(Tasks to perform)
A - Decide whether each statement below agrees with the excerpt on Virginia's first people. Answer yes or no for each and quote the words of the excerpt that decide it.
(i) The Piedmont was home to two Sioux confederacies.
(ii) A hundred and four Englishmen landed at Jamestown in 1608.
(iii) The Powhatan kept their lands between the York and Blackwater rivers.
B - Write the next part of the excerpt on Virginia's first people, continuing from its final sentence.

(Excerpt to read)
□ □ □ □ □

Virginia's First People

by Richard M Bayles (1874). Updated by Mick Baker, 11 July 2018

People lived in Virginia for about 17,000 years before European contact and, with no written language, they recorded their historic events through storytelling and symbolic drawings.

Three distinctive native American tribes of the Eastern Woodland dominated the territory now known as Virginia during the late sixteenth century and during the seventeenth century.

These tribes spoke three different languages - Algonquian, Siouan, and Iroquoian - and lived in organised villages along the banks of the coastal waterways, and in woodlands and mountain valleys. They worshipped, hunted and fished, planted crops and traded goods, much like we do today.

The settlers arrive

When Europeans and Africans began arriving in what is now Virginia, they met Indian people from three linguistic backgrounds. Most of the coastal plain was inhabited by an Algonquin empire, today collectively known as Powhatan. The south-western coastal plain was occupied by Iroquois, Nottoway, and Meherrin. The Piedmont was home to two Sioux confederacies: the Monacan and the Manahoac. The Virginian mountains, by 1600, provided hunting territory to many peoples and a home to a few.

Long before a hundred and four Englishmen landed at Jamestown on 13 May 1607, Chief Powhatan and 10,000 of his people lived along the coastal regions of Virginia all the way north to the later site of Washington DC. Chief Powhatan and his famous daughter, Pocahontas, lived amongst the Pamunkey tribe, the most powerful in the Powhatan empire. They spoke the Algonquian language and had conquered thirty of the thirty-six tribal capitals.

Other surviving tribes of the early Powhatan empire include the following:

  • Nansemond, who settled around the Nansemond River, while some later settled in Nottoway County in central Virginia
  • Mattaponi and Upper Mattaponi who settled around the Mattaponi River in the Chesapeake Bay region
  • Rappahannock who settled around the Rappahannock River in the Chesapeake Bay region
  • Chickahominy and Eastern Chickahominy who settled along the Chickahominy River in New Kent County

Coastal Plain Indians

The once mighty Powhatan chiefdom was reduced to tributary status, being required to make annual payments to the colonial government as a sign of dependence. The Powhatan also lost all their lands between the York and Blackwater rivers.

Map of the Powhatan confederacy AD 1600
The Powhatan confederacy (the pale orange area) was formed towards the end of the sixteenth century, and under its second paramount chief it rapidly expanded to cover territory which is now divided between the states of Delaware and Maryland (click or tap on map to view full sized)

□ □ □ □ □

(Raw data)

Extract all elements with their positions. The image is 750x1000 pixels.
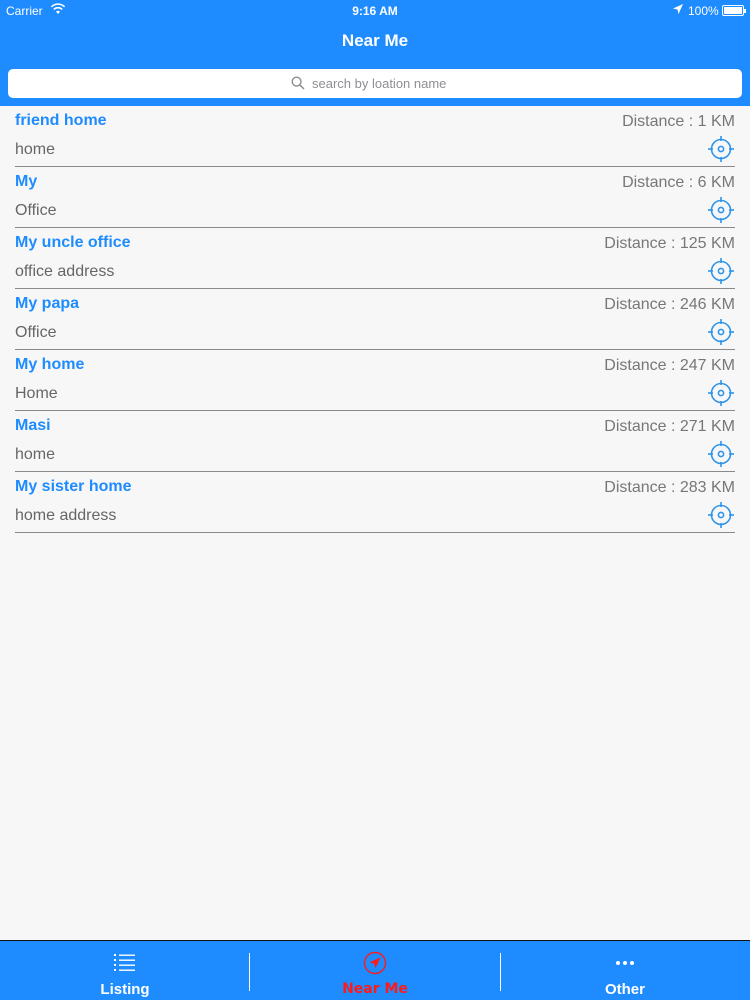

□ □ □ □ □

(Written responses)
A -
(i) Yes: "The Piedmont was home to two Sioux confederacies: the Monacan and the Manahoac."
(ii) No: "Long before a hundred and four Englishmen landed at Jamestown on 13 May 1607"
(iii) No: "The Powhatan also lost all their lands between the York and Blackwater rivers."

B -
In 1677, another treaty was made with the colonists. The Indians along the coast lost their remaining land and were confined to small reservations. Many of the tribes were extinct by 1722. The Rappahannock tribe lost its reservation shortly after 1700; the Chickahominy lost theirs in 1718. These groups and the Nansemond, who sold their reservation in 1792, faded from public view. Only the Pamunkey, Mattaponi, and an Eastern Shore group kept reservations, although their land constantly shrank in size.

Some native people wanted to keep the traditional lifestyles, while others accepted white culture. Powhatan religion and language, central aspects of the culture, were gradually replaced by Christianity and English. The people still raised crops, hunted, and fished. Cash crops, like cotton, were added, and livestock, such as chickens, cows, and hogs, became commonplace. Log and plank houses replaced the bark and mat-covered oval houses, and traded iron implements quickly replaced stone tools. However, the native ceramic technology of vessels and pipes remained vibrant, adapting to European shapes and functions.

Nottoway and Meherrin

Two groups which were distinct from the Powhatan were the Nottoway and Meherrin. They lived along the coastal plain of Virginia.

They spoke dialects of the Iroquoian language and lived along the Nottoway and Meherrin rivers. Like the coastal Algonquin, these people farmed and hunted, and their houses were similarly interspersed amongst fields of crops. Unlike members of the Powhatan chiefdom, however, the Nottoway and Meherrin lived as tribes in autonomous villages, with a local chief holding little sway beyond the village.

The Nottoway and Meherrin remained relatively undisturbed by the English settlements which were expanding outwards from Jamestown. But by 1650 the fur trade had increased their contact with the settlers. Then in the 1677 treaty, they too lost their land and became tributaries of the colony.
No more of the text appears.